**REQUIREMENT:** Go through the listing beneath this task and return every line that carries the string "concurrency".

**PROVIDED RECORDS:**
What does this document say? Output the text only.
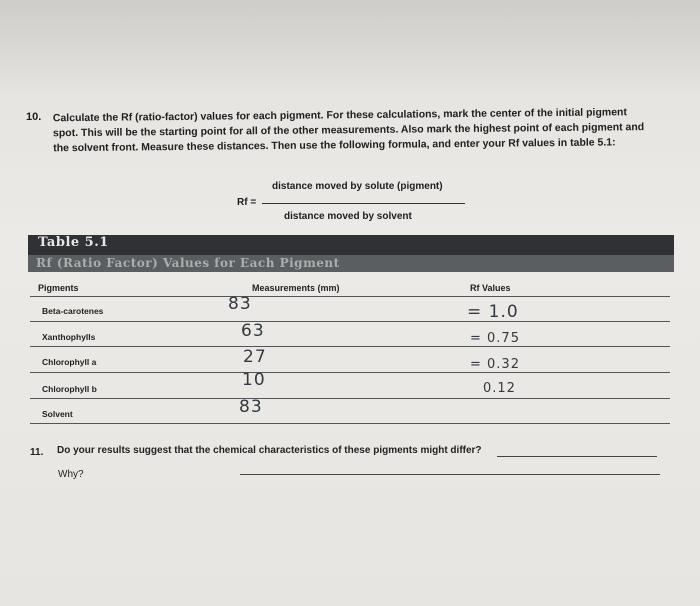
10. Calculate the Rf (ratio-factor) values for each pigment. For these calculations, mark the center of the initial pigment
spot. This will be the starting point for all of the other measurements. Also mark the highest point of each pigment and
the solvent front. Measure these distances. Then use the following formula, and enter your Rf values in table 5.1:
distance moved by solute (pigment)
Rf =
distance moved by solvent
Table 5.1
Rf (Ratio Factor) Values for Each Pigment
Pigments	Measurements (mm)	Rf Values
Beta-carotenes
Xanthophylls
Chlorophyll a
Chlorophyll b
Solvent
83
63
27
10
83
= 1.0
= 0.75
= 0.32
0.12
11. Do your results suggest that the chemical characteristics of these pigments might differ?
Why?
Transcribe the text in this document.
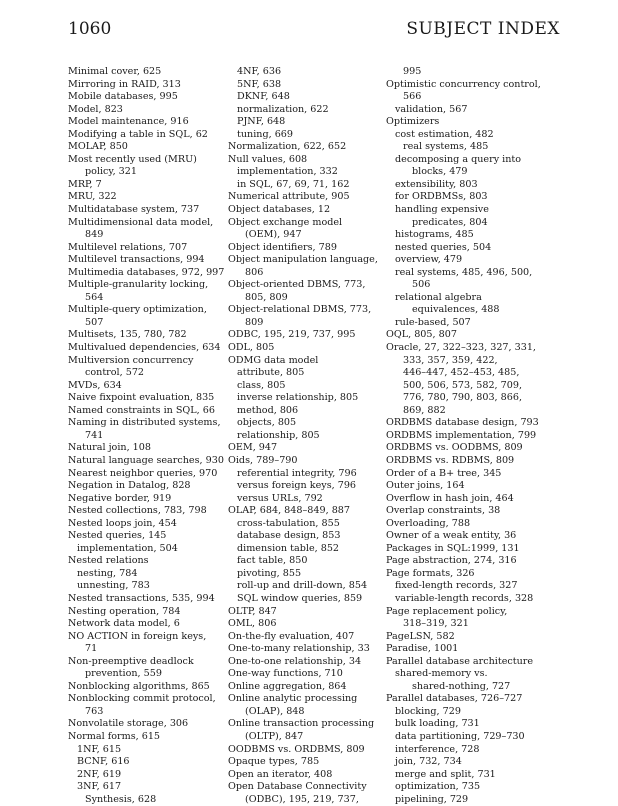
1060	SUBJECT INDEX
Minimal cover, 625
Mirroring in RAID, 313
Mobile databases, 995
Model, 823
Model maintenance, 916
Modifying a table in SQL, 62
MOLAP, 850
Most recently used (MRU)
policy, 321
MRP, 7
MRU, 322
Multidatabase system, 737
Multidimensional data model,
849
Multilevel relations, 707
Multilevel transactions, 994
Multimedia databases, 972, 997
Multiple-granularity locking,
564
Multiple-query optimization,
507
Multisets, 135, 780, 782
Multivalued dependencies, 634
Multiversion concurrency
control, 572
MVDs, 634
Naive fixpoint evaluation, 835
Named constraints in SQL, 66
Naming in distributed systems,
741
Natural join, 108
Natural language searches, 930
Nearest neighbor queries, 970
Negation in Datalog, 828
Negative border, 919
Nested collections, 783, 798
Nested loops join, 454
Nested queries, 145
implementation, 504
Nested relations
nesting, 784
unnesting, 783
Nested transactions, 535, 994
Nesting operation, 784
Network data model, 6
NO ACTION in foreign keys,
71
Non-preemptive deadlock
prevention, 559
Nonblocking algorithms, 865
Nonblocking commit protocol,
763
Nonvolatile storage, 306
Normal forms, 615
1NF, 615
BCNF, 616
2NF, 619
3NF, 617
Synthesis, 628
4NF, 636
5NF, 638
DKNF, 648
normalization, 622
PJNF, 648
tuning, 669
Normalization, 622, 652
Null values, 608
implementation, 332
in SQL, 67, 69, 71, 162
Numerical attribute, 905
Object databases, 12
Object exchange model
(OEM), 947
Object identifiers, 789
Object manipulation language,
806
Object-oriented DBMS, 773,
805, 809
Object-relational DBMS, 773,
809
ODBC, 195, 219, 737, 995
ODL, 805
ODMG data model
attribute, 805
class, 805
inverse relationship, 805
method, 806
objects, 805
relationship, 805
OEM, 947
Oids, 789–790
referential integrity, 796
versus foreign keys, 796
versus URLs, 792
OLAP, 684, 848–849, 887
cross-tabulation, 855
database design, 853
dimension table, 852
fact table, 850
pivoting, 855
roll-up and drill-down, 854
SQL window queries, 859
OLTP, 847
OML, 806
On-the-fly evaluation, 407
One-to-many relationship, 33
One-to-one relationship, 34
One-way functions, 710
Online aggregation, 864
Online analytic processing
(OLAP), 848
Online transaction processing
(OLTP), 847
OODBMS vs. ORDBMS, 809
Opaque types, 785
Open an iterator, 408
Open Database Connectivity
(ODBC), 195, 219, 737,
995
Optimistic concurrency control,
566
validation, 567
Optimizers
cost estimation, 482
real systems, 485
decomposing a query into
blocks, 479
extensibility, 803
for ORDBMSs, 803
handling expensive
predicates, 804
histograms, 485
nested queries, 504
overview, 479
real systems, 485, 496, 500,
506
relational algebra
equivalences, 488
rule-based, 507
OQL, 805, 807
Oracle, 27, 322–323, 327, 331,
333, 357, 359, 422,
446–447, 452–453, 485,
500, 506, 573, 582, 709,
776, 780, 790, 803, 866,
869, 882
ORDBMS database design, 793
ORDBMS implementation, 799
ORDBMS vs. OODBMS, 809
ORDBMS vs. RDBMS, 809
Order of a B+ tree, 345
Outer joins, 164
Overflow in hash join, 464
Overlap constraints, 38
Overloading, 788
Owner of a weak entity, 36
Packages in SQL:1999, 131
Page abstraction, 274, 316
Page formats, 326
fixed-length records, 327
variable-length records, 328
Page replacement policy,
318–319, 321
PageLSN, 582
Paradise, 1001
Parallel database architecture
shared-memory vs.
shared-nothing, 727
Parallel databases, 726–727
blocking, 729
bulk loading, 731
data partitioning, 729–730
interference, 728
join, 732, 734
merge and split, 731
optimization, 735
pipelining, 729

**PROBLEM SOLUTION:**
Multiversion concurrency
Optimistic concurrency control,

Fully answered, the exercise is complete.